## Dataset listings of figures:

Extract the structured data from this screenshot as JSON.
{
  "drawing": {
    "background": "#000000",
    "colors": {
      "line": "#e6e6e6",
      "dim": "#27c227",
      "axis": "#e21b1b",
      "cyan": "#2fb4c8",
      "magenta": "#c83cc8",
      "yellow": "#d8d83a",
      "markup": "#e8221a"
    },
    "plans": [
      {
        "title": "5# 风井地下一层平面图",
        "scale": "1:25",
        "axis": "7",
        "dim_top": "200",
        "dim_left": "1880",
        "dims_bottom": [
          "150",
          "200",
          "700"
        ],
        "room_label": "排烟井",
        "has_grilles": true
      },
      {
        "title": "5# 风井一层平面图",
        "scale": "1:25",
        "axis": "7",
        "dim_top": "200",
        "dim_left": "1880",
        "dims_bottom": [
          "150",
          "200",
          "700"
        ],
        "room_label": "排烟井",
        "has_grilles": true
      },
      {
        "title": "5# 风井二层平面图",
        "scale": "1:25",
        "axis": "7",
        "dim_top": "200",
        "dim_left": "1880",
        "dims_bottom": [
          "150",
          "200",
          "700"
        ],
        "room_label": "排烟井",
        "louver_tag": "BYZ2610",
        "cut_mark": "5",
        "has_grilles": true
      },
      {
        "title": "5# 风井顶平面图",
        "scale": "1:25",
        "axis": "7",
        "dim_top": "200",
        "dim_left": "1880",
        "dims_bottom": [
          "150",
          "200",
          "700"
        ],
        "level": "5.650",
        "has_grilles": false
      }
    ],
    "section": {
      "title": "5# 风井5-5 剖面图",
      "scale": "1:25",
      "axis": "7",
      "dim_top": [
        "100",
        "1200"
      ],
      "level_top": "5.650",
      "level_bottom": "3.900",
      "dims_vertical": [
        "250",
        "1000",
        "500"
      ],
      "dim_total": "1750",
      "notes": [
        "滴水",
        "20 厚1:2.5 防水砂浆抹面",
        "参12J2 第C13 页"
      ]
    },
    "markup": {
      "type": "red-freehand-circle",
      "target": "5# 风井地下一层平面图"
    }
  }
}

## STATED PROBLEM:
Your task is to repeat the data exactly, with nothing left out.

## EXERCISE SOLUTION:
Extract the structured data from this screenshot as JSON.
{
  "drawing": {
    "background": "#000000",
    "colors": {
      "line": "#e6e6e6",
      "dim": "#27c227",
      "axis": "#e21b1b",
      "cyan": "#2fb4c8",
      "magenta": "#c83cc8",
      "yellow": "#d8d83a",
      "markup": "#e8221a"
    },
    "plans": [
      {
        "title": "5# 风井地下一层平面图",
        "scale": "1:25",
        "axis": "7",
        "dim_top": "200",
        "dim_left": "1880",
        "dims_bottom": [
          "150",
          "200",
          "700"
        ],
        "room_label": "排烟井",
        "has_grilles": true
      },
      {
        "title": "5# 风井一层平面图",
        "scale": "1:25",
        "axis": "7",
        "dim_top": "200",
        "dim_left": "1880",
        "dims_bottom": [
          "150",
          "200",
          "700"
        ],
        "room_label": "排烟井",
        "has_grilles": true
      },
      {
        "title": "5# 风井二层平面图",
        "scale": "1:25",
        "axis": "7",
        "dim_top": "200",
        "dim_left": "1880",
        "dims_bottom": [
          "150",
          "200",
          "700"
        ],
        "room_label": "排烟井",
        "louver_tag": "BYZ2610",
        "cut_mark": "5",
        "has_grilles": true
      },
      {
        "title": "5# 风井顶平面图",
        "scale": "1:25",
        "axis": "7",
        "dim_top": "200",
        "dim_left": "1880",
        "dims_bottom": [
          "150",
          "200",
          "700"
        ],
        "level": "5.650",
        "has_grilles": false
      }
    ],
    "section": {
      "title": "5# 风井5-5 剖面图",
      "scale": "1:25",
      "axis": "7",
      "dim_top": [
        "100",
        "1200"
      ],
      "level_top": "5.650",
      "level_bottom": "3.900",
      "dims_vertical": [
        "250",
        "1000",
        "500"
      ],
      "dim_total": "1750",
      "notes": [
        "滴水",
        "20 厚1:2.5 防水砂浆抹面",
        "参12J2 第C13 页"
      ]
    },
    "markup": {
      "type": "red-freehand-circle",
      "target": "5# 风井地下一层平面图"
    }
  }
}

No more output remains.